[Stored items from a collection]
(begin)
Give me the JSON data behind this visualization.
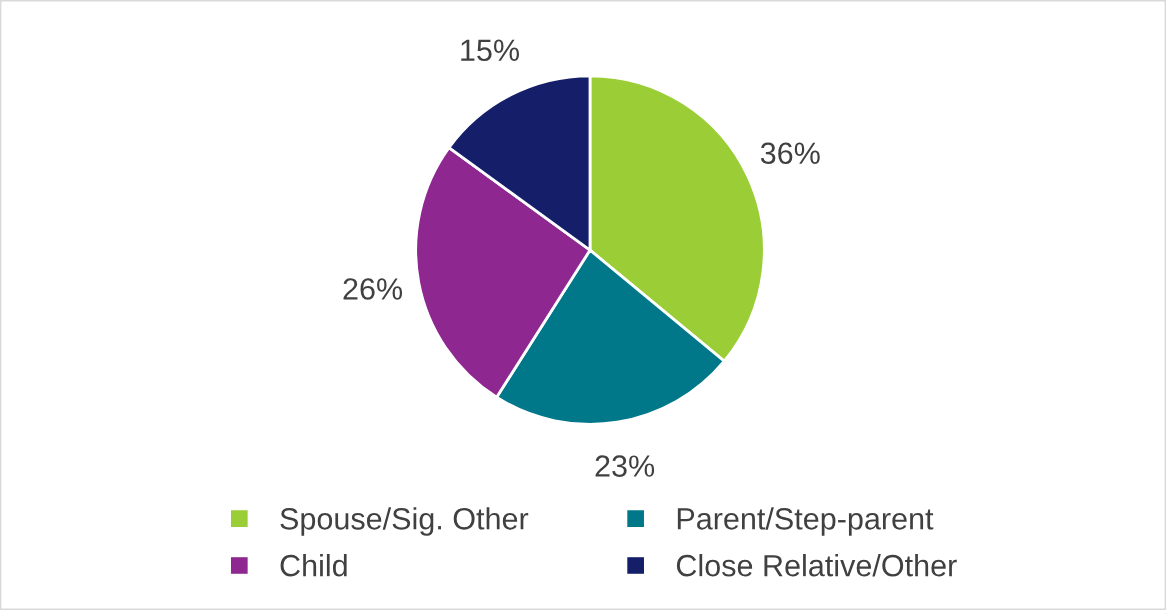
{
  "chart_data": {
    "type": "pie",
    "categories": [
      "Spouse/Sig. Other",
      "Parent/Step-parent",
      "Child",
      "Close Relative/Other"
    ],
    "values": [
      36,
      23,
      26,
      15
    ],
    "colors": [
      "#9acd36",
      "#00788a",
      "#8e278f",
      "#151e69"
    ],
    "value_labels": [
      "36%",
      "23%",
      "26%",
      "15%"
    ],
    "legend": "bottom"
  }
}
(end)
What the task requires: Write out each line again precisely as it appears, skipping every picture.

Response to the exercise:
Give me the JSON data behind this visualization.
{
  "chart_data": {
    "type": "pie",
    "categories": [
      "Spouse/Sig. Other",
      "Parent/Step-parent",
      "Child",
      "Close Relative/Other"
    ],
    "values": [
      36,
      23,
      26,
      15
    ],
    "colors": [
      "#9acd36",
      "#00788a",
      "#8e278f",
      "#151e69"
    ],
    "value_labels": [
      "36%",
      "23%",
      "26%",
      "15%"
    ],
    "legend": "bottom"
  }
}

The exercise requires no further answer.